-- START DATA ENTRIES --

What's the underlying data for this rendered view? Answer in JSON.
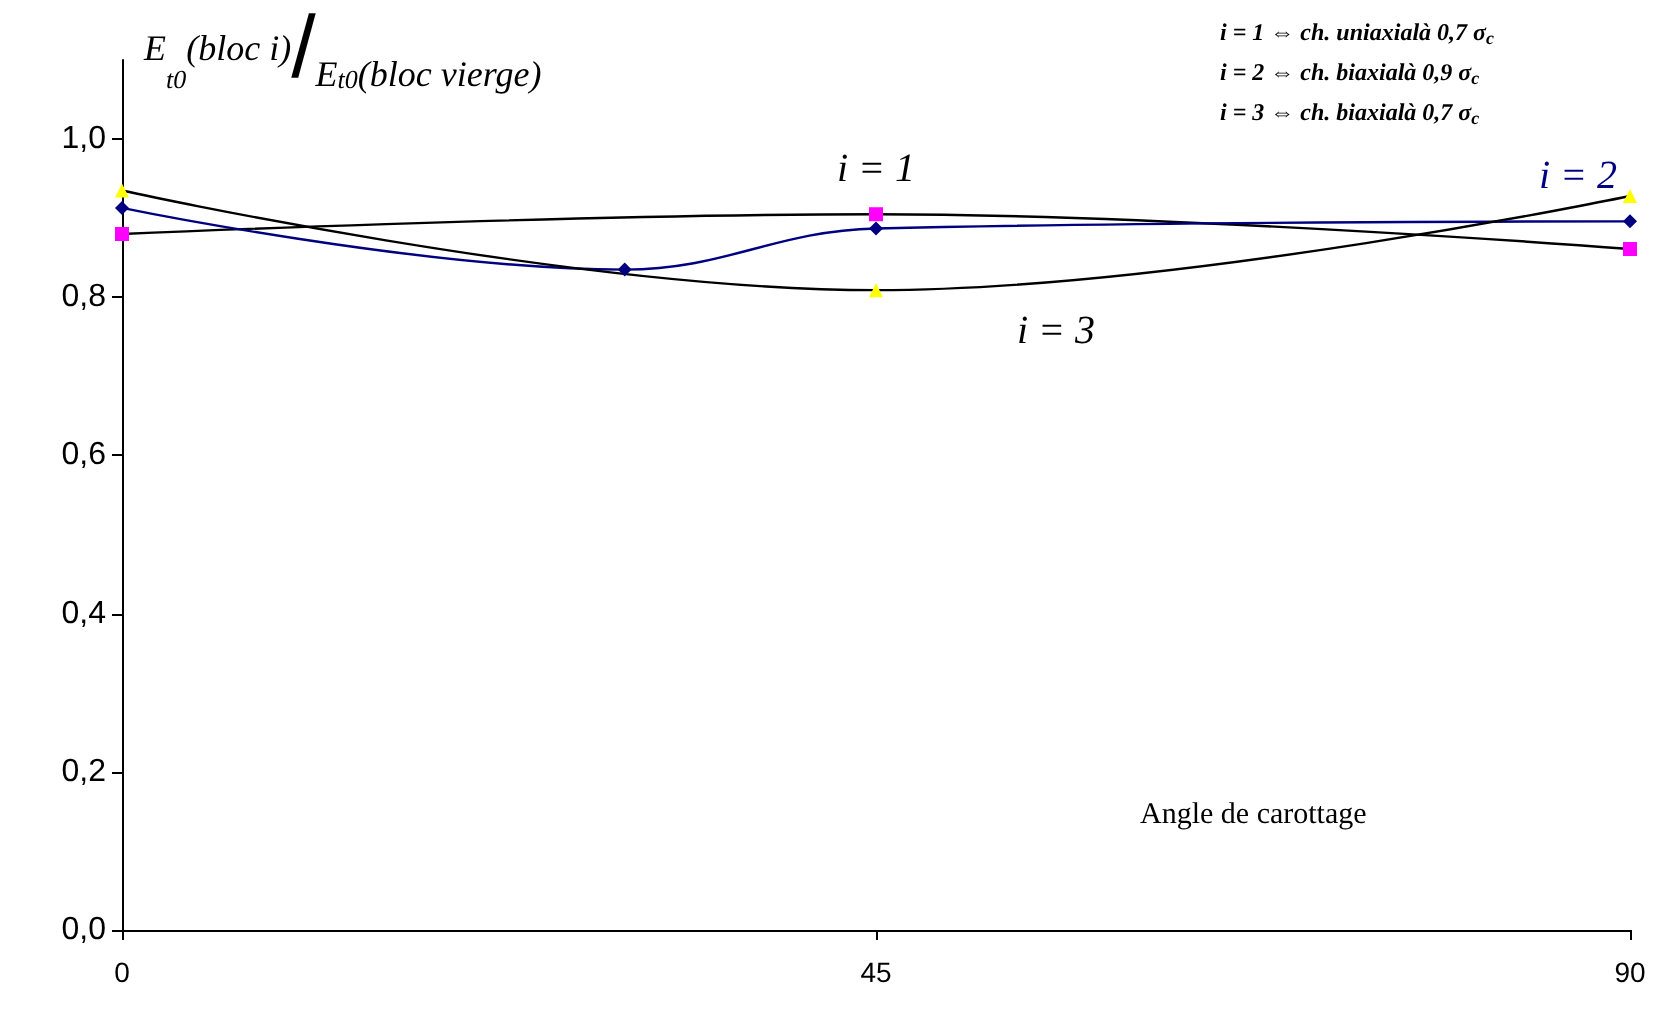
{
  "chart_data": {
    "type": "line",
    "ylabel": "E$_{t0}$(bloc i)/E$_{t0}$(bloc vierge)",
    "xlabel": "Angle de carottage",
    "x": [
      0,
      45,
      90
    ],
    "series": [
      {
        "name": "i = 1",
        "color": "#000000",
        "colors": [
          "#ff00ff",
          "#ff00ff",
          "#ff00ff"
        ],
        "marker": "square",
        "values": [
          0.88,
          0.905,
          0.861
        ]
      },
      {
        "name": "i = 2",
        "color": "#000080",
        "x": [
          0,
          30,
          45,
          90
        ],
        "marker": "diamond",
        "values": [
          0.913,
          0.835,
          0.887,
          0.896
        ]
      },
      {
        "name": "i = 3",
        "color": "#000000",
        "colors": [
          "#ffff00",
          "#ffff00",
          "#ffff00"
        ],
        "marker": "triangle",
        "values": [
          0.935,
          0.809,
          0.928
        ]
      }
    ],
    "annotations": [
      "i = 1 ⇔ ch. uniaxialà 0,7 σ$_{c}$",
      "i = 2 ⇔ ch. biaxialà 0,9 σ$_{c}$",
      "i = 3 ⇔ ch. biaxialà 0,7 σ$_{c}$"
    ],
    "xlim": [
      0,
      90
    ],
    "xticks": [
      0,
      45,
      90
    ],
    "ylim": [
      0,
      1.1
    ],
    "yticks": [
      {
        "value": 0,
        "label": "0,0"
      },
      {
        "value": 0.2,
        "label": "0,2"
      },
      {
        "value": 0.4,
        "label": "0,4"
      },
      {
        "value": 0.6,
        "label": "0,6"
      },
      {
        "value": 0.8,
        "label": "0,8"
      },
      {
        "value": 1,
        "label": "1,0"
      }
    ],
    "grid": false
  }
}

-- END DATA ENTRIES --

▶ [THE REQUEST]
Leaving the pictures aside, transcribe the entire listing exactly.

▶ [RESPONSE TO THIS EXERCISE]
What's the underlying data for this rendered view? Answer in JSON.
{
  "chart_data": {
    "type": "line",
    "ylabel": "E$_{t0}$(bloc i)/E$_{t0}$(bloc vierge)",
    "xlabel": "Angle de carottage",
    "x": [
      0,
      45,
      90
    ],
    "series": [
      {
        "name": "i = 1",
        "color": "#000000",
        "colors": [
          "#ff00ff",
          "#ff00ff",
          "#ff00ff"
        ],
        "marker": "square",
        "values": [
          0.88,
          0.905,
          0.861
        ]
      },
      {
        "name": "i = 2",
        "color": "#000080",
        "x": [
          0,
          30,
          45,
          90
        ],
        "marker": "diamond",
        "values": [
          0.913,
          0.835,
          0.887,
          0.896
        ]
      },
      {
        "name": "i = 3",
        "color": "#000000",
        "colors": [
          "#ffff00",
          "#ffff00",
          "#ffff00"
        ],
        "marker": "triangle",
        "values": [
          0.935,
          0.809,
          0.928
        ]
      }
    ],
    "annotations": [
      "i = 1 ⇔ ch. uniaxialà 0,7 σ$_{c}$",
      "i = 2 ⇔ ch. biaxialà 0,9 σ$_{c}$",
      "i = 3 ⇔ ch. biaxialà 0,7 σ$_{c}$"
    ],
    "xlim": [
      0,
      90
    ],
    "xticks": [
      0,
      45,
      90
    ],
    "ylim": [
      0,
      1.1
    ],
    "yticks": [
      {
        "value": 0,
        "label": "0,0"
      },
      {
        "value": 0.2,
        "label": "0,2"
      },
      {
        "value": 0.4,
        "label": "0,4"
      },
      {
        "value": 0.6,
        "label": "0,6"
      },
      {
        "value": 0.8,
        "label": "0,8"
      },
      {
        "value": 1,
        "label": "1,0"
      }
    ],
    "grid": false
  }
}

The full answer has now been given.